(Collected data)
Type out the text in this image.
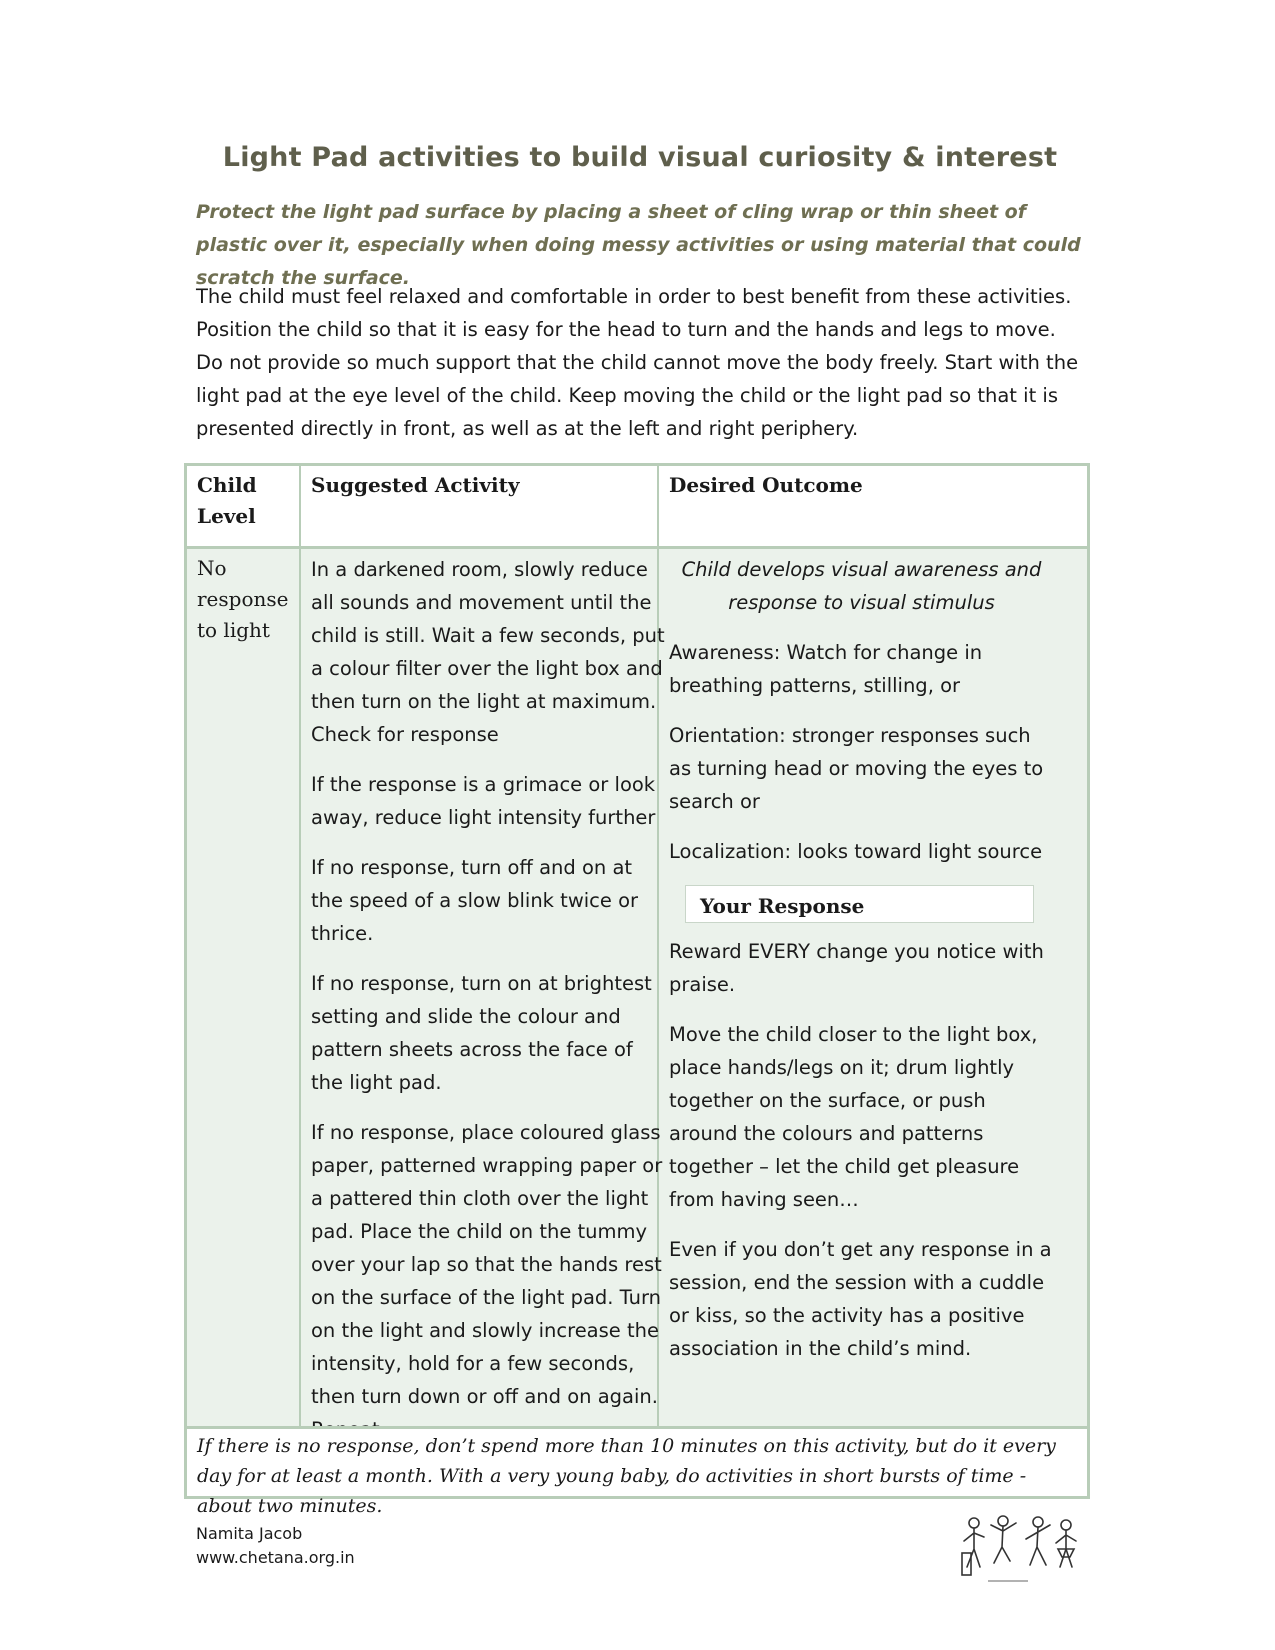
Light Pad activities to build visual curiosity & interest
Protect the light pad surface by placing a sheet of cling wrap or thin sheet of plastic over it, especially when doing messy activities or using material that could scratch the surface.
The child must feel relaxed and comfortable in order to best benefit from these activities. Position the child so that it is easy for the head to turn and the hands and legs to move. Do not provide so much support that the child cannot move the body freely. Start with the light pad at the eye level of the child. Keep moving the child or the light pad so that it is presented directly in front, as well as at the left and right periphery.
Child Level
Suggested Activity	Desired Outcome
No response to light

In a darkened room, slowly reduce all sounds and movement until the child is still. Wait a few seconds, put a colour filter over the light box and then turn on the light at maximum. Check for response

If the response is a grimace or look away, reduce light intensity further

If no response, turn off and on at the speed of a slow blink twice or thrice.

If no response, turn on at brightest setting and slide the colour and pattern sheets across the face of the light pad.

If no response, place coloured glass paper, patterned wrapping paper or a pattered thin cloth over the light pad. Place the child on the tummy over your lap so that the hands rest on the surface of the light pad. Turn on the light and slowly increase the intensity, hold for a few seconds, then turn down or off and on again.

Child develops visual awareness and response to visual stimulus

Awareness: Watch for change in breathing patterns, stilling, or

Orientation: stronger responses such as turning head or moving the eyes to search or

Localization: looks toward light source

Your Response

Reward EVERY change you notice with praise.

Move the child closer to the light box, place hands/legs on it; drum lightly together on the surface, or push around the colours and patterns together – let the child get pleasure from having seen…

Even if you don’t get any response in a session, end the session with a cuddle or kiss, so the activity has a positive association in the child’s mind.

If there is no response, don’t spend more than 10 minutes on this activity, but do it every day for at least a month. With a very young baby, do activities in short bursts of time - about two minutes.
Namita Jacob
www.chetana.org.in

# [What is being asked]
Of the lines above, how many hold the string "patterns"? Answer with only the number.

# [Exercise result]
2